▼

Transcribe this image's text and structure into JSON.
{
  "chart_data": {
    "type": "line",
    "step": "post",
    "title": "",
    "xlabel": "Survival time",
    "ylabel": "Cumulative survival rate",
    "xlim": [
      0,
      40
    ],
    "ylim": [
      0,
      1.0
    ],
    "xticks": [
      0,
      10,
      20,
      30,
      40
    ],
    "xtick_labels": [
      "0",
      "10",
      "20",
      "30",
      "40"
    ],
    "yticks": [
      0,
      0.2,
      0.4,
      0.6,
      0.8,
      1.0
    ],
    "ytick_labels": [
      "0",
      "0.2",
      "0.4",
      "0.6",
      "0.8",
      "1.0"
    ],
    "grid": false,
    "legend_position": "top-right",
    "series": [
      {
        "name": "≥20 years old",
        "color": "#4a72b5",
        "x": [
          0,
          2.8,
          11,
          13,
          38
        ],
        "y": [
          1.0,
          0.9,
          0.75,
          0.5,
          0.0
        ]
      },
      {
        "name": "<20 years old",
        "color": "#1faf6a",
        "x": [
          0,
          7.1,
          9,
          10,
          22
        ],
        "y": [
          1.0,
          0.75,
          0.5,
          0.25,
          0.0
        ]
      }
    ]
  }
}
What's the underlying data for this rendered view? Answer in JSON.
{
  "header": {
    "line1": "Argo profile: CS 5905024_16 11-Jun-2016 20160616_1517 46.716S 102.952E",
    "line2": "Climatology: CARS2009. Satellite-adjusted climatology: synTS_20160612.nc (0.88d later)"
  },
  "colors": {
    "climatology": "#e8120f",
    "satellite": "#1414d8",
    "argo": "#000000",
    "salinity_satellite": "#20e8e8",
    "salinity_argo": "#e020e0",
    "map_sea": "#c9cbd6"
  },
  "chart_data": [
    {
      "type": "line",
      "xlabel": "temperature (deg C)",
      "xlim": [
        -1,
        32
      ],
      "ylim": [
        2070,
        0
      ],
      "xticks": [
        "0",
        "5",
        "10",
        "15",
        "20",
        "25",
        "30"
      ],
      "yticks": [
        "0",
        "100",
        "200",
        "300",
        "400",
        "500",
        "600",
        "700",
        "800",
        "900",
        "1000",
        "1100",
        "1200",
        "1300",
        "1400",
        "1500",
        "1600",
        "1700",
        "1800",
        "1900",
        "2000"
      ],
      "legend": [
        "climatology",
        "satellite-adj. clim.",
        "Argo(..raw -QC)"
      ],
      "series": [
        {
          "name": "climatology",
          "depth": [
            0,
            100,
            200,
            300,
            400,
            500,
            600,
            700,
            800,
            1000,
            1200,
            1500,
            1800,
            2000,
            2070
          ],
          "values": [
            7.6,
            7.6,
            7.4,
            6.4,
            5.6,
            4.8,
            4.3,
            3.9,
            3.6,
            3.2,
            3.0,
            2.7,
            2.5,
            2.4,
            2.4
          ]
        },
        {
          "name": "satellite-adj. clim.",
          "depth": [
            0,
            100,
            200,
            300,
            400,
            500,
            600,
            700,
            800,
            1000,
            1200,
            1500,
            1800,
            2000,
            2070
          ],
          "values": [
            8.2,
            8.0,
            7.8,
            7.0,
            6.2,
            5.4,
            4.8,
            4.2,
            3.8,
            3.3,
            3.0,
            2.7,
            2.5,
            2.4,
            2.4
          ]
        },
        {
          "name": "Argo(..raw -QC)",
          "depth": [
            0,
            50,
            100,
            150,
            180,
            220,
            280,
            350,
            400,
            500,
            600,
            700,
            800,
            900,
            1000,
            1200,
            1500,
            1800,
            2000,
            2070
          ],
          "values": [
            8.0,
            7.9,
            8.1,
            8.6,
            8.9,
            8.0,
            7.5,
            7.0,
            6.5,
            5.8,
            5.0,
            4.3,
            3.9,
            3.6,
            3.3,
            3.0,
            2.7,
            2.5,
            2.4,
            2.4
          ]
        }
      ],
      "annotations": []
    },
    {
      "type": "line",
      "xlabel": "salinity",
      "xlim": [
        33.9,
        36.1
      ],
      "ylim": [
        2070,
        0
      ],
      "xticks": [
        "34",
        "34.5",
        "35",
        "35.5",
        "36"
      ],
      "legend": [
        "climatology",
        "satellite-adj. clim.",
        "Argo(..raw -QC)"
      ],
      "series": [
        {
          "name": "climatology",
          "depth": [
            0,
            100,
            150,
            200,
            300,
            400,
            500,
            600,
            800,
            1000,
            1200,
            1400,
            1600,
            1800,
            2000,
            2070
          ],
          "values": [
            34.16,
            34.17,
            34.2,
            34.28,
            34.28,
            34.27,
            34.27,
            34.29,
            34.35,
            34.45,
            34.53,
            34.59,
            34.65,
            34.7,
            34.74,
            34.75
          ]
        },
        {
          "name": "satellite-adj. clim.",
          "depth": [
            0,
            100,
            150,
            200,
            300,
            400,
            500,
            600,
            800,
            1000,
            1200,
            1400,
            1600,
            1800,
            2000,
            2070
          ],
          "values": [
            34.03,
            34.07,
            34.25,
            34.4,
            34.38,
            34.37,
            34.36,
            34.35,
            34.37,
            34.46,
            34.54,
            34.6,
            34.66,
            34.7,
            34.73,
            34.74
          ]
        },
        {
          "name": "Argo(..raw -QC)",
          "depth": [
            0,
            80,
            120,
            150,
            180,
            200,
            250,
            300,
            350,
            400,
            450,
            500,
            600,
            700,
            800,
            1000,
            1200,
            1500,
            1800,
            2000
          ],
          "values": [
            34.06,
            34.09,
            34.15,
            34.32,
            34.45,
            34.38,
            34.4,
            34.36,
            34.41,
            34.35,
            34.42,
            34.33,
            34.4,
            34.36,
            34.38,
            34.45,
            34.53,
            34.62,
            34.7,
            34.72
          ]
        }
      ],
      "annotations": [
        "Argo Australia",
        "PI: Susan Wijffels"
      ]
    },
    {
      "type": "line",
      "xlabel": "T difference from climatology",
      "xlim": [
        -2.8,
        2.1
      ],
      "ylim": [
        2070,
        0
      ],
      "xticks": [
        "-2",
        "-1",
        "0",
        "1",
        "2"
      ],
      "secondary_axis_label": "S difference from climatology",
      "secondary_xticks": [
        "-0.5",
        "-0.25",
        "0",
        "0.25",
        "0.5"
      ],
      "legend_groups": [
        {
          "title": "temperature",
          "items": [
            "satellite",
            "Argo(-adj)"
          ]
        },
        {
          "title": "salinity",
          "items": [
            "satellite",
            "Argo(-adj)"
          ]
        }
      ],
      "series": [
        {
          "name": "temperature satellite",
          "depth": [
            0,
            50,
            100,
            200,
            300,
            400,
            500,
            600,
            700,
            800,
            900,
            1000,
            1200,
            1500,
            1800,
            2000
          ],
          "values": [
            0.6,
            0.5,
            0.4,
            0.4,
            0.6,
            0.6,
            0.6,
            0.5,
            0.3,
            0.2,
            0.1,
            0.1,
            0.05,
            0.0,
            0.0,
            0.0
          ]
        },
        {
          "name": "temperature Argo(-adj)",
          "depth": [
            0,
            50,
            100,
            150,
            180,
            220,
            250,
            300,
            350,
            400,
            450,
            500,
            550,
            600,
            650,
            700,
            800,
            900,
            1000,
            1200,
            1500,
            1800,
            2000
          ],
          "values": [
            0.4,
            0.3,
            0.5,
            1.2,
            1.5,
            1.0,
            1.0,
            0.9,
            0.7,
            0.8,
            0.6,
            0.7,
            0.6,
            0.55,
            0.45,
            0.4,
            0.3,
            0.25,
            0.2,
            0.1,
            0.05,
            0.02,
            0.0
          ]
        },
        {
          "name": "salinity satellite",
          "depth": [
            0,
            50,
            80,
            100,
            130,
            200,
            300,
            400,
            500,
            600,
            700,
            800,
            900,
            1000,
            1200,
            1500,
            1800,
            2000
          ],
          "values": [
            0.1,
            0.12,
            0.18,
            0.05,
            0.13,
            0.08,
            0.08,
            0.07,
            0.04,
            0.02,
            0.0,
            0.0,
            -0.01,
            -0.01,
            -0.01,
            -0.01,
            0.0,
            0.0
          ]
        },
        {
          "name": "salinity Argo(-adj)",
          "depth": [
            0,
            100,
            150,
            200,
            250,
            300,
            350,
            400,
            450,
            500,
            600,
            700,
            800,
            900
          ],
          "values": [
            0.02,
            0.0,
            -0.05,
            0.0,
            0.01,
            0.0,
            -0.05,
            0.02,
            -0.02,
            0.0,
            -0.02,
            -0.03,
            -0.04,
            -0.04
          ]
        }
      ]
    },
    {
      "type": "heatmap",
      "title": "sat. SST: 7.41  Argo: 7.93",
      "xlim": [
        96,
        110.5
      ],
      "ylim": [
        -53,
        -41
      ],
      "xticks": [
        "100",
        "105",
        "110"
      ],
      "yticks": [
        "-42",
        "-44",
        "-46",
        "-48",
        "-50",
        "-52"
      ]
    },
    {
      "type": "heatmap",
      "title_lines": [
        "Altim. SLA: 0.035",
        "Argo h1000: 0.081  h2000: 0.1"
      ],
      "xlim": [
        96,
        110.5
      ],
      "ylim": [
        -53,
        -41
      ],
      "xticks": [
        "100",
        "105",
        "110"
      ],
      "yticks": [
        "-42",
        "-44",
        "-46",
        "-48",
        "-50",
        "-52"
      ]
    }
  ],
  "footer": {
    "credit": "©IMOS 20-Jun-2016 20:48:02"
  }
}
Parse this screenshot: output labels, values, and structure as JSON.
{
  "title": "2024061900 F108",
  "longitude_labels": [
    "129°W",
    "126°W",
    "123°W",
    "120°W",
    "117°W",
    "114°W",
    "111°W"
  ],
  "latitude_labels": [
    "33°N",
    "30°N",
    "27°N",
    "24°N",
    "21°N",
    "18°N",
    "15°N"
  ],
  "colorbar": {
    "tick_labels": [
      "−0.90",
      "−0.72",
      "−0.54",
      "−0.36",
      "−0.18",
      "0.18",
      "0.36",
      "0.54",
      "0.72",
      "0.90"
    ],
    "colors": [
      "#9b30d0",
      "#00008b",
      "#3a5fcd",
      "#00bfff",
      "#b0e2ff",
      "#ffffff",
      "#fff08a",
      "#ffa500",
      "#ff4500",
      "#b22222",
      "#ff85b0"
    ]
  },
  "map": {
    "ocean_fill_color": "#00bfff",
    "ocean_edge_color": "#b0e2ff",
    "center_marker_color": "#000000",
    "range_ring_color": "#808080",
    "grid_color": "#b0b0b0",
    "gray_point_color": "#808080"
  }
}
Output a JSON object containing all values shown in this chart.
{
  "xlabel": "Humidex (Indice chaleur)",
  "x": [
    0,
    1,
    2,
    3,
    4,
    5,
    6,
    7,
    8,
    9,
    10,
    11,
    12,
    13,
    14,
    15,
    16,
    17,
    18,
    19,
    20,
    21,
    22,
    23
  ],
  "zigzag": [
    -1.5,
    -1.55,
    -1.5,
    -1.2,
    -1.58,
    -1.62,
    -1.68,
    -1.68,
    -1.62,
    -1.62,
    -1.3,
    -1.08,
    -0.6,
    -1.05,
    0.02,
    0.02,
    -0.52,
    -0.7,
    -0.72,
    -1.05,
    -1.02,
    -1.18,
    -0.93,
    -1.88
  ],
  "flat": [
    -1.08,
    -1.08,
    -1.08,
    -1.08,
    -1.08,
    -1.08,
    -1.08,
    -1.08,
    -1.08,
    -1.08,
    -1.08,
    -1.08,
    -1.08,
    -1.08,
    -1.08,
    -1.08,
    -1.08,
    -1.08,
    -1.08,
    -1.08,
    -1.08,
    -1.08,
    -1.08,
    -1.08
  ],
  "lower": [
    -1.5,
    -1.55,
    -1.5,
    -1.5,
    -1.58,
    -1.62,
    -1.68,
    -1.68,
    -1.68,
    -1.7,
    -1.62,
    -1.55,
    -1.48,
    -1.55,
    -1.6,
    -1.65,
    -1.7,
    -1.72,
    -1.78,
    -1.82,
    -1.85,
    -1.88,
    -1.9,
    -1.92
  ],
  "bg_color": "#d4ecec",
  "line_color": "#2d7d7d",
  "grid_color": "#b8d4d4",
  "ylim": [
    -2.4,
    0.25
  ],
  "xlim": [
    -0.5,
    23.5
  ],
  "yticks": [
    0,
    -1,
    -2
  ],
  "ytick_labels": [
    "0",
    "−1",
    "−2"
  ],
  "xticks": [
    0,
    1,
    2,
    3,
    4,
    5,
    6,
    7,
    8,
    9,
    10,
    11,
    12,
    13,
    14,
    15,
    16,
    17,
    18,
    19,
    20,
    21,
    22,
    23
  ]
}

▲

• _The request_: Of the lines in the material above, state how many contain the string "climatology"; give no other text.

• _Response_: 8